▸ **The request**: Recast the entries below, from their first line up to and including the line that contains "colorbar-tick-label: -.17762 [13,625,51,637]", as a JSON list of strings with one string per line and blank lines omitted.

▸ **Data extract**:
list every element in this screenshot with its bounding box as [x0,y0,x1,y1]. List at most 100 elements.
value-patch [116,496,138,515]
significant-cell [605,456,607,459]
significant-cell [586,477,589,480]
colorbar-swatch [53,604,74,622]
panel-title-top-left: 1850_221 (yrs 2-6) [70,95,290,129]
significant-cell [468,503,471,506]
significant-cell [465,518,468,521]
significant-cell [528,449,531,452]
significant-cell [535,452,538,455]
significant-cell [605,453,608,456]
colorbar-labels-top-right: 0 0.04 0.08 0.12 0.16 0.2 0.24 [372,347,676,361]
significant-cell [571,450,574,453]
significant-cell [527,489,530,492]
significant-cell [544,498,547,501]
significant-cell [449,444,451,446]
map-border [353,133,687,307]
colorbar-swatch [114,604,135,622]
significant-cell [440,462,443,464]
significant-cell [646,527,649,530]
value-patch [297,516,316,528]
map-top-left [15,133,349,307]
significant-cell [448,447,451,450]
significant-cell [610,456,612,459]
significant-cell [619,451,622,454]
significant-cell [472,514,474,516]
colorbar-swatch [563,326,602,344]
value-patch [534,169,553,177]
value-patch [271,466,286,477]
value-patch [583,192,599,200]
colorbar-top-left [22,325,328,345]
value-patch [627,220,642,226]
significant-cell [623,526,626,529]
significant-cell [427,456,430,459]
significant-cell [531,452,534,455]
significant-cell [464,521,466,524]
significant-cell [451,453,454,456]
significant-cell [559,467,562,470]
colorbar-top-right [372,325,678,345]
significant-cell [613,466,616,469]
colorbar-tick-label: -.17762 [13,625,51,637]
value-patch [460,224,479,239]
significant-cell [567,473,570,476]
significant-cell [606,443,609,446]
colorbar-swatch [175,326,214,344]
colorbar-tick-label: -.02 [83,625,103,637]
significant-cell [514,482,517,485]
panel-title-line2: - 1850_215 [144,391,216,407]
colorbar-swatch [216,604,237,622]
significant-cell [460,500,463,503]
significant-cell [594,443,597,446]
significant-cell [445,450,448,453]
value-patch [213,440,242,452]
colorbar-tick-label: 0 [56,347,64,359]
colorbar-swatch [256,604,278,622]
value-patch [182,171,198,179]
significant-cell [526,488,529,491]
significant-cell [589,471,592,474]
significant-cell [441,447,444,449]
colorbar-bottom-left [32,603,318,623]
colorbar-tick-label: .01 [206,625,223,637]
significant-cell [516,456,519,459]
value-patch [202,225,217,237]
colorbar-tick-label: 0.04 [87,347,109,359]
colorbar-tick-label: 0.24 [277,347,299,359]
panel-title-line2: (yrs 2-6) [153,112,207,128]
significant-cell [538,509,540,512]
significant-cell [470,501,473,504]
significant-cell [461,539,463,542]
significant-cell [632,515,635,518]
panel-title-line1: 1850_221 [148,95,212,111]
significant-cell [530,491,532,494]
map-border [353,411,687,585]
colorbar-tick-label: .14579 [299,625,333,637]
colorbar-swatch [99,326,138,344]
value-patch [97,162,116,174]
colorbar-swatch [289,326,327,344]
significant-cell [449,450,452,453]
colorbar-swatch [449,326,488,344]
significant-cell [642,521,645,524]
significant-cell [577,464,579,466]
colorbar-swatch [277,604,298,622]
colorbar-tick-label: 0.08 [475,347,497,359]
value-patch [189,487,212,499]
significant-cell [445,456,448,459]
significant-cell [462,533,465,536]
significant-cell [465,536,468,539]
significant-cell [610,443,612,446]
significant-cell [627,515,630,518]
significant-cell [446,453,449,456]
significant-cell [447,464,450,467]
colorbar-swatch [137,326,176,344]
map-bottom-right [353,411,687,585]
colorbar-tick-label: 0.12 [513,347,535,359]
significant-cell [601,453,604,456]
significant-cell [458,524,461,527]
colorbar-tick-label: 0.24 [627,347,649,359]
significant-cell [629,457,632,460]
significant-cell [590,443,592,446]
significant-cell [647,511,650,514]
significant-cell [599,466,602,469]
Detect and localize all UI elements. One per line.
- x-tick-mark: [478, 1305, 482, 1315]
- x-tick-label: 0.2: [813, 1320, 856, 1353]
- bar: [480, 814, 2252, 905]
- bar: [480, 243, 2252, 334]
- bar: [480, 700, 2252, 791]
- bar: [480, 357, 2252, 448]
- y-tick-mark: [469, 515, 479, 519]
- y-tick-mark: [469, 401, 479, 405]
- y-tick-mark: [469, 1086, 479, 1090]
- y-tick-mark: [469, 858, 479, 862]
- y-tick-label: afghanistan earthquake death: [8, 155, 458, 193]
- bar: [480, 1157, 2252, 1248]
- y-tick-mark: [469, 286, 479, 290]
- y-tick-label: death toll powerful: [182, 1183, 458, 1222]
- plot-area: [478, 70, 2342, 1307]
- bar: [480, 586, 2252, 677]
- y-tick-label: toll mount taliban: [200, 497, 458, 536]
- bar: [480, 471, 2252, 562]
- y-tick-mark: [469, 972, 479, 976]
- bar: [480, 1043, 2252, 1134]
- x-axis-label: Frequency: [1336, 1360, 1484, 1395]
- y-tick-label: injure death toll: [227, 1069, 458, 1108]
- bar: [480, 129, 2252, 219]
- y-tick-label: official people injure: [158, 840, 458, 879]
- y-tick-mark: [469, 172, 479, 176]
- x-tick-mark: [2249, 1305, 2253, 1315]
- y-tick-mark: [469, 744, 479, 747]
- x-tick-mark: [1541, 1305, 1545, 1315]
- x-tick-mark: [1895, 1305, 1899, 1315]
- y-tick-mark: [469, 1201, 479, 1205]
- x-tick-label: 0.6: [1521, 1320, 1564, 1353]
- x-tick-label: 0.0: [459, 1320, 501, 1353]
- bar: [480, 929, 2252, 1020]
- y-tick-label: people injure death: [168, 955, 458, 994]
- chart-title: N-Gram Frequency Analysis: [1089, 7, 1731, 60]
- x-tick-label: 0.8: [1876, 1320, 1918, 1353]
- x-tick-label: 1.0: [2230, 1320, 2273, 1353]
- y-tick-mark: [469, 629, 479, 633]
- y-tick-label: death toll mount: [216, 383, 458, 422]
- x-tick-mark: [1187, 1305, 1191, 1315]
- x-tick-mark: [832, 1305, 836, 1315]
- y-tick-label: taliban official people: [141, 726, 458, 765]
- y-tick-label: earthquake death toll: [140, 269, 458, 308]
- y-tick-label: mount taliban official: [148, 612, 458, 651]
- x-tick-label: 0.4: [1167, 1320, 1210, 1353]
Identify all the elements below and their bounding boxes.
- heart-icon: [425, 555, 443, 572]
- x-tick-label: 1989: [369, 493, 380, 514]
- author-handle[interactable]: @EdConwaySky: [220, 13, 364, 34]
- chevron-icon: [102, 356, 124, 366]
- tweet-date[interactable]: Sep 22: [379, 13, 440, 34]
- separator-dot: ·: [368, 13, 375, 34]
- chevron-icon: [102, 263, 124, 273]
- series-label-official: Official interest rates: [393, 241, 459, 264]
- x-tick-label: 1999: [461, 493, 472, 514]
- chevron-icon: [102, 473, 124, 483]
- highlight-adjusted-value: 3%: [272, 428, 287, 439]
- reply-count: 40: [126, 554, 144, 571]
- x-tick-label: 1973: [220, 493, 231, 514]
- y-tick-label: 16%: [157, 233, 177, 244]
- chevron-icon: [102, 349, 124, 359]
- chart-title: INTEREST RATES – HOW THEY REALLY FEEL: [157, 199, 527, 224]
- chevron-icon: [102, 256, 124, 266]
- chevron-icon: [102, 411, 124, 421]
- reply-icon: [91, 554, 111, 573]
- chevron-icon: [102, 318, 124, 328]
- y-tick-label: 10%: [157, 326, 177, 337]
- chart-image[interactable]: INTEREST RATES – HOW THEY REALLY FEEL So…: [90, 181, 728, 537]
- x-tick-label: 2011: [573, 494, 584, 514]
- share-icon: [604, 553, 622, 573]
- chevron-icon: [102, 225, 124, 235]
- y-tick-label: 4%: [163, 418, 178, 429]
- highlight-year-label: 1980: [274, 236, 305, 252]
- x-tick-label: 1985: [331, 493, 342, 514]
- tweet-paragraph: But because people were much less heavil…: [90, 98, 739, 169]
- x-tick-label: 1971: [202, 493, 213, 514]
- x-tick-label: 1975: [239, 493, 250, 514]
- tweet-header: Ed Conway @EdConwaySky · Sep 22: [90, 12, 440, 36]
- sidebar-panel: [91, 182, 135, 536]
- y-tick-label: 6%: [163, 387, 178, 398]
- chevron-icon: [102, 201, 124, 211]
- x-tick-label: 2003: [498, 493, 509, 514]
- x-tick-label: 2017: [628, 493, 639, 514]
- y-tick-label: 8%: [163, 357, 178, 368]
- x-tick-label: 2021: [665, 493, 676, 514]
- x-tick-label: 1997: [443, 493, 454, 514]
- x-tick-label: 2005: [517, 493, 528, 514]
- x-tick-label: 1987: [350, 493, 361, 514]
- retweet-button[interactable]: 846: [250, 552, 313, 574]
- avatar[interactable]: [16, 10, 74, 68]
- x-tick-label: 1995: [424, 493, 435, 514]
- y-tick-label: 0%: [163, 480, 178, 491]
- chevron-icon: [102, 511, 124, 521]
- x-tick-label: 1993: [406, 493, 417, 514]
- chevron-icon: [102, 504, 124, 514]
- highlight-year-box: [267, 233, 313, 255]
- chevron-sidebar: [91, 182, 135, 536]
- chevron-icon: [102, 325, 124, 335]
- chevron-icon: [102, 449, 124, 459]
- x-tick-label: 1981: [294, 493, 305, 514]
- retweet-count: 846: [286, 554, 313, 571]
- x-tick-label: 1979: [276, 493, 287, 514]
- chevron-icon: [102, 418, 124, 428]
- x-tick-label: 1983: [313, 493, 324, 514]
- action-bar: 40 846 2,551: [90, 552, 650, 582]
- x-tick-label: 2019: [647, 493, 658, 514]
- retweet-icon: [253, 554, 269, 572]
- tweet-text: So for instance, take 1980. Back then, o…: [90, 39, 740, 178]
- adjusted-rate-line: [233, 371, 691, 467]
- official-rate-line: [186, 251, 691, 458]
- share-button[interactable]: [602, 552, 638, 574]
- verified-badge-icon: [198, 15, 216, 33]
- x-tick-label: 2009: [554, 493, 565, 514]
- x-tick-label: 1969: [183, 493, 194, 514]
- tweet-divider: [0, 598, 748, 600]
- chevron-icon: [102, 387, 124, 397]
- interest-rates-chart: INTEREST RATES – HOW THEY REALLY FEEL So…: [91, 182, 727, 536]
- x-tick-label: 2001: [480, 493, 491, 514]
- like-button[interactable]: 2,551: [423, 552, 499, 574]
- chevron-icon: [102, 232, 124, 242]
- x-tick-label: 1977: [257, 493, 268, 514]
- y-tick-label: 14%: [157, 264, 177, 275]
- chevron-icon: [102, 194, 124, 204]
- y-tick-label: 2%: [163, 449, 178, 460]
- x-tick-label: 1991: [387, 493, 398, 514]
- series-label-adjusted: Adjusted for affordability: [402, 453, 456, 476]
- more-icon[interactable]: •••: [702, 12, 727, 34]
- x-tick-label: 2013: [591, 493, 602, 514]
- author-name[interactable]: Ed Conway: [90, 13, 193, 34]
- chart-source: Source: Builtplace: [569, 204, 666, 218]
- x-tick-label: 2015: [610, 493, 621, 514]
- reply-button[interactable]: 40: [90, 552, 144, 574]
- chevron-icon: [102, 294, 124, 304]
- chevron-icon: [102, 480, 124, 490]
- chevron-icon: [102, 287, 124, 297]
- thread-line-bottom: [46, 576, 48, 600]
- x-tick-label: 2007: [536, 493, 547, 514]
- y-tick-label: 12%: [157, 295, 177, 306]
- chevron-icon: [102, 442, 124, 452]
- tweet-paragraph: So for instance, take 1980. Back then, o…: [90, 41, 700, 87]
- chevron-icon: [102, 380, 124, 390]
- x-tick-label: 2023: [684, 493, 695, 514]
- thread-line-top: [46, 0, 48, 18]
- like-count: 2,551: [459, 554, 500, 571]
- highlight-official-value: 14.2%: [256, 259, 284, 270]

▸ **Completed exercise**:
[
  "list every element in this screenshot with its bounding box as [x0,y0,x1,y1]. List at most 100 elements.",
  "value-patch [116,496,138,515]",
  "significant-cell [605,456,607,459]",
  "significant-cell [586,477,589,480]",
  "colorbar-swatch [53,604,74,622]",
  "panel-title-top-left: 1850_221 (yrs 2-6) [70,95,290,129]",
  "significant-cell [468,503,471,506]",
  "significant-cell [465,518,468,521]",
  "significant-cell [528,449,531,452]",
  "significant-cell [535,452,538,455]",
  "significant-cell [605,453,608,456]",
  "colorbar-labels-top-right: 0 0.04 0.08 0.12 0.16 0.2 0.24 [372,347,676,361]",
  "significant-cell [571,450,574,453]",
  "significant-cell [527,489,530,492]",
  "significant-cell [544,498,547,501]",
  "significant-cell [449,444,451,446]",
  "map-border [353,133,687,307]",
  "colorbar-swatch [114,604,135,622]",
  "significant-cell [440,462,443,464]",
  "significant-cell [646,527,649,530]",
  "value-patch [297,516,316,528]",
  "map-top-left [15,133,349,307]",
  "significant-cell [448,447,451,450]",
  "significant-cell [610,456,612,459]",
  "significant-cell [619,451,622,454]",
  "significant-cell [472,514,474,516]",
  "colorbar-swatch [563,326,602,344]",
  "value-patch [534,169,553,177]",
  "value-patch [271,466,286,477]",
  "value-patch [583,192,599,200]",
  "colorbar-top-left [22,325,328,345]",
  "value-patch [627,220,642,226]",
  "significant-cell [623,526,626,529]",
  "significant-cell [427,456,430,459]",
  "significant-cell [531,452,534,455]",
  "significant-cell [464,521,466,524]",
  "significant-cell [451,453,454,456]",
  "significant-cell [559,467,562,470]",
  "colorbar-top-right [372,325,678,345]",
  "significant-cell [613,466,616,469]",
  "colorbar-tick-label: -.17762 [13,625,51,637]"
]